Task requirements: Note how many lines in the entries contain the string "page", then give that number and nothing else.

Dataset records:
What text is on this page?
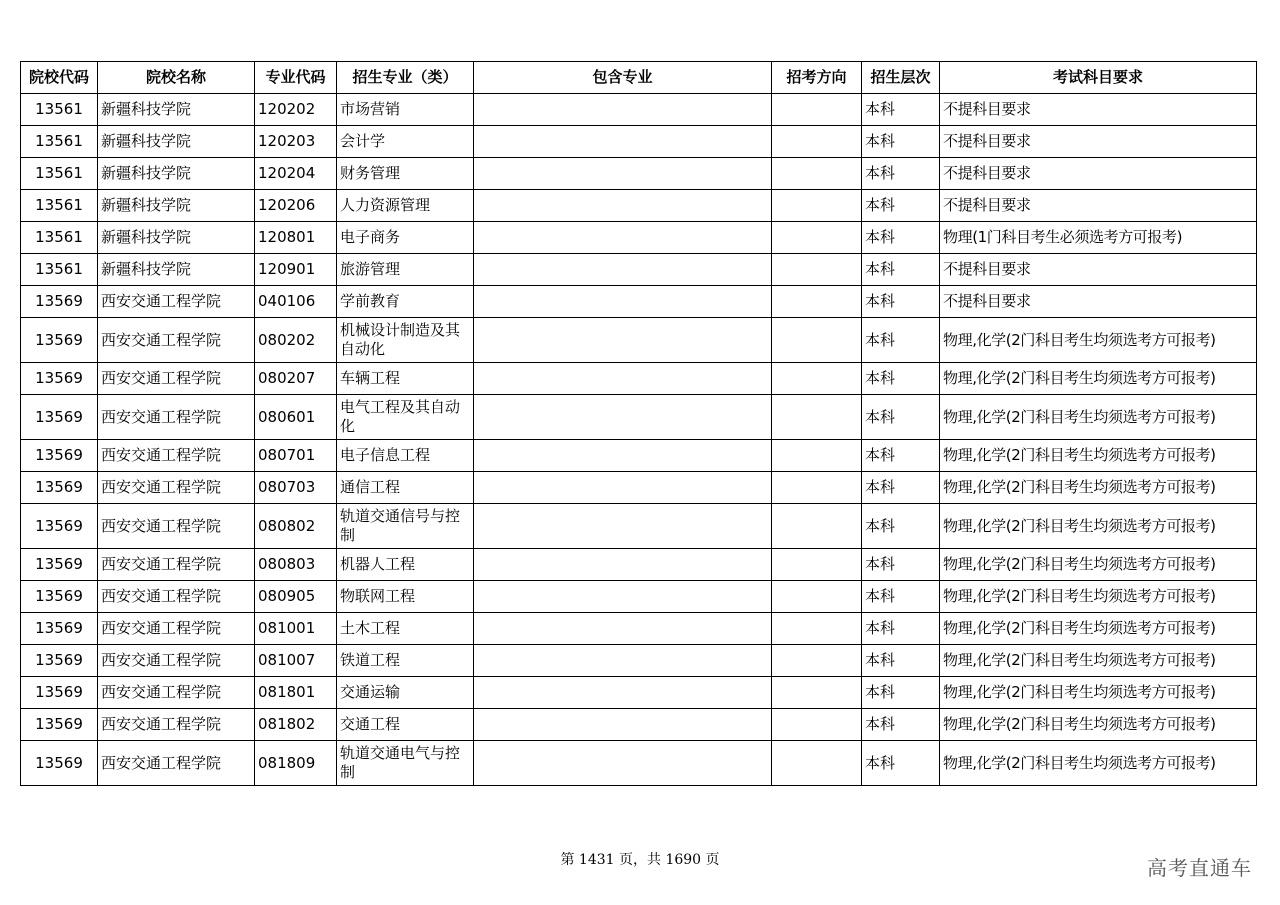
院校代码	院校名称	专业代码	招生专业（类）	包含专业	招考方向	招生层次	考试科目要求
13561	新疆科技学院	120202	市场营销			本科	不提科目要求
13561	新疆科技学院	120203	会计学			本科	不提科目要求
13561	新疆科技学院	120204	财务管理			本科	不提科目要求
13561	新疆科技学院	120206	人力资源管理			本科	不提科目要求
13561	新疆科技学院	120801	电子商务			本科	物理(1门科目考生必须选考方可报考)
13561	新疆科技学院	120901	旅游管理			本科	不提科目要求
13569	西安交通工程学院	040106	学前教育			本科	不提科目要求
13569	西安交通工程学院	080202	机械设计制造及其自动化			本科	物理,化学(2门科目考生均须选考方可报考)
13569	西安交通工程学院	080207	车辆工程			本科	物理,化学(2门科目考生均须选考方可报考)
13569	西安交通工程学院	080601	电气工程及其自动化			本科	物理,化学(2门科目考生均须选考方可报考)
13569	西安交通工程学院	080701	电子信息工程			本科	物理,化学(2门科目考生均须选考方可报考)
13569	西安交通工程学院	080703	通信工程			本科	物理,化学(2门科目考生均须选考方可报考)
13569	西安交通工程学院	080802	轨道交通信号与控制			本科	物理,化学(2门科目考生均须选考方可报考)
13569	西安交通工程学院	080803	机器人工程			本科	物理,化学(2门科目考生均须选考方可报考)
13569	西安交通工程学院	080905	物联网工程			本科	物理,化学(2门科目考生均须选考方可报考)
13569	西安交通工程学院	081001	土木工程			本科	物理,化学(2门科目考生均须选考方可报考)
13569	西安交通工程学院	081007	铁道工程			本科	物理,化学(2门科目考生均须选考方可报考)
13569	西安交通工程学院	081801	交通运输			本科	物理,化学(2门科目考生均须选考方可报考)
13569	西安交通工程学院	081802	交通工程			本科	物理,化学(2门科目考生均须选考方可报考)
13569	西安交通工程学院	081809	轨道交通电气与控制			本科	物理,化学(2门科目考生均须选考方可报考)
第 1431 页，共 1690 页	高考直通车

--

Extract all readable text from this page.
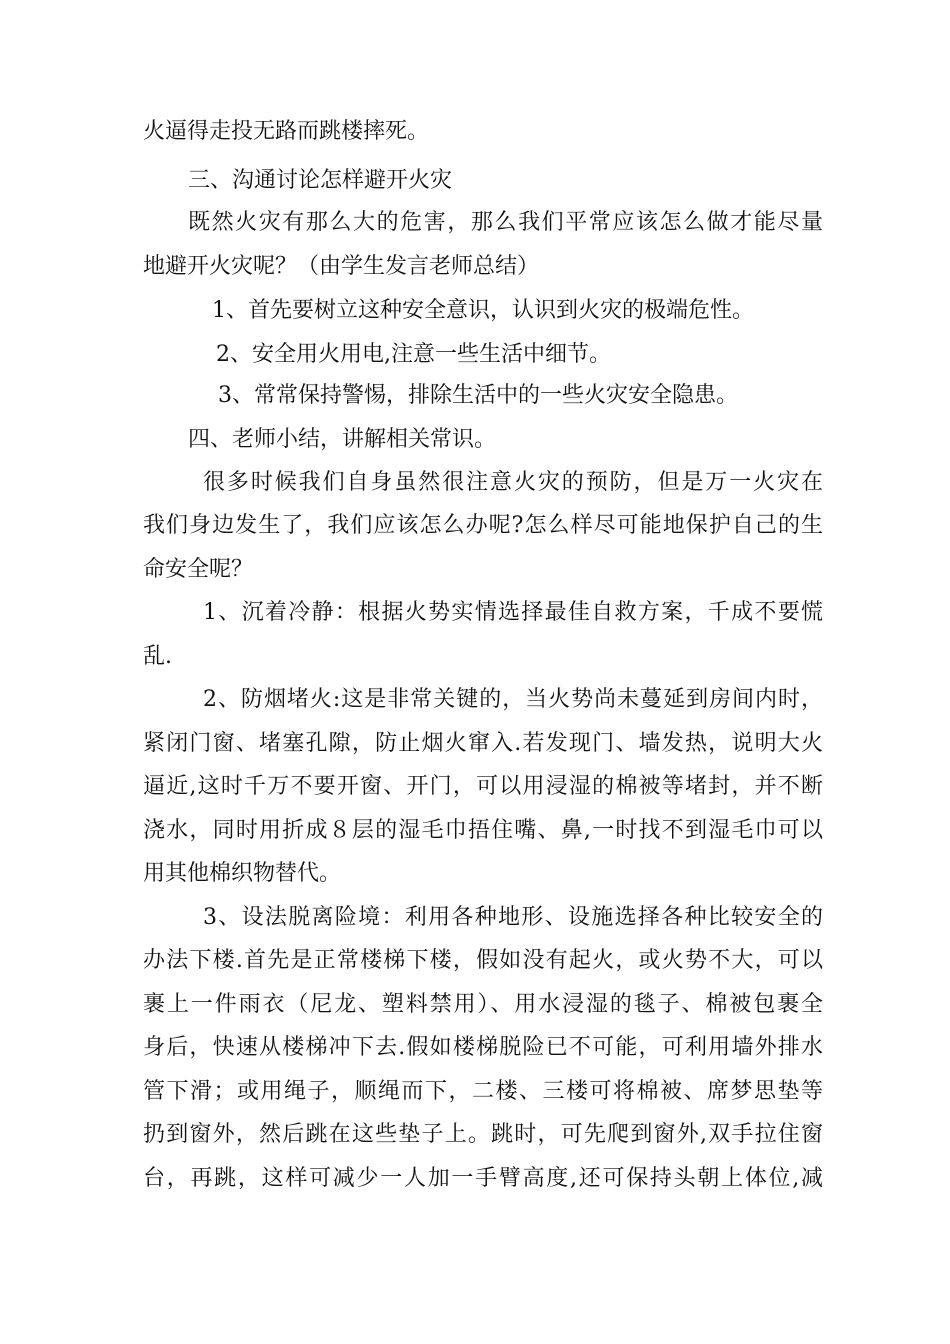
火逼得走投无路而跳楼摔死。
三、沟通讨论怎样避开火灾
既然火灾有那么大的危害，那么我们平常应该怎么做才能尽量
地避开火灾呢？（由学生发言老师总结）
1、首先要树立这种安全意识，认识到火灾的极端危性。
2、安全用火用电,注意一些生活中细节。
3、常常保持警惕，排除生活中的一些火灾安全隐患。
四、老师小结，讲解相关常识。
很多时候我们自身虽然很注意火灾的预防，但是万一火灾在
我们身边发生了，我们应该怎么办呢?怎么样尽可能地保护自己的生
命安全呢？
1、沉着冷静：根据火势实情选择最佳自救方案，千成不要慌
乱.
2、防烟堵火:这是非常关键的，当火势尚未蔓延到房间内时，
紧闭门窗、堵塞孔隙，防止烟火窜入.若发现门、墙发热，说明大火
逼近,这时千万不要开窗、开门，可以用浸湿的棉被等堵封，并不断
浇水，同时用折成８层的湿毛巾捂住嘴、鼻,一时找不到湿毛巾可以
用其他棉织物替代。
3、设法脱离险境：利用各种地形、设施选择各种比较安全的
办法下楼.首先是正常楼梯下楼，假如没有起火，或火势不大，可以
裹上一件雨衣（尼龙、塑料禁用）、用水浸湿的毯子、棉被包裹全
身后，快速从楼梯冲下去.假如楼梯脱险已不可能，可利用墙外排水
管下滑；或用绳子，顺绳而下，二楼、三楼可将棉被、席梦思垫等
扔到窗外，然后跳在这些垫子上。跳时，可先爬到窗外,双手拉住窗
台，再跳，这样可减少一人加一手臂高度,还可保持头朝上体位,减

Output below: 2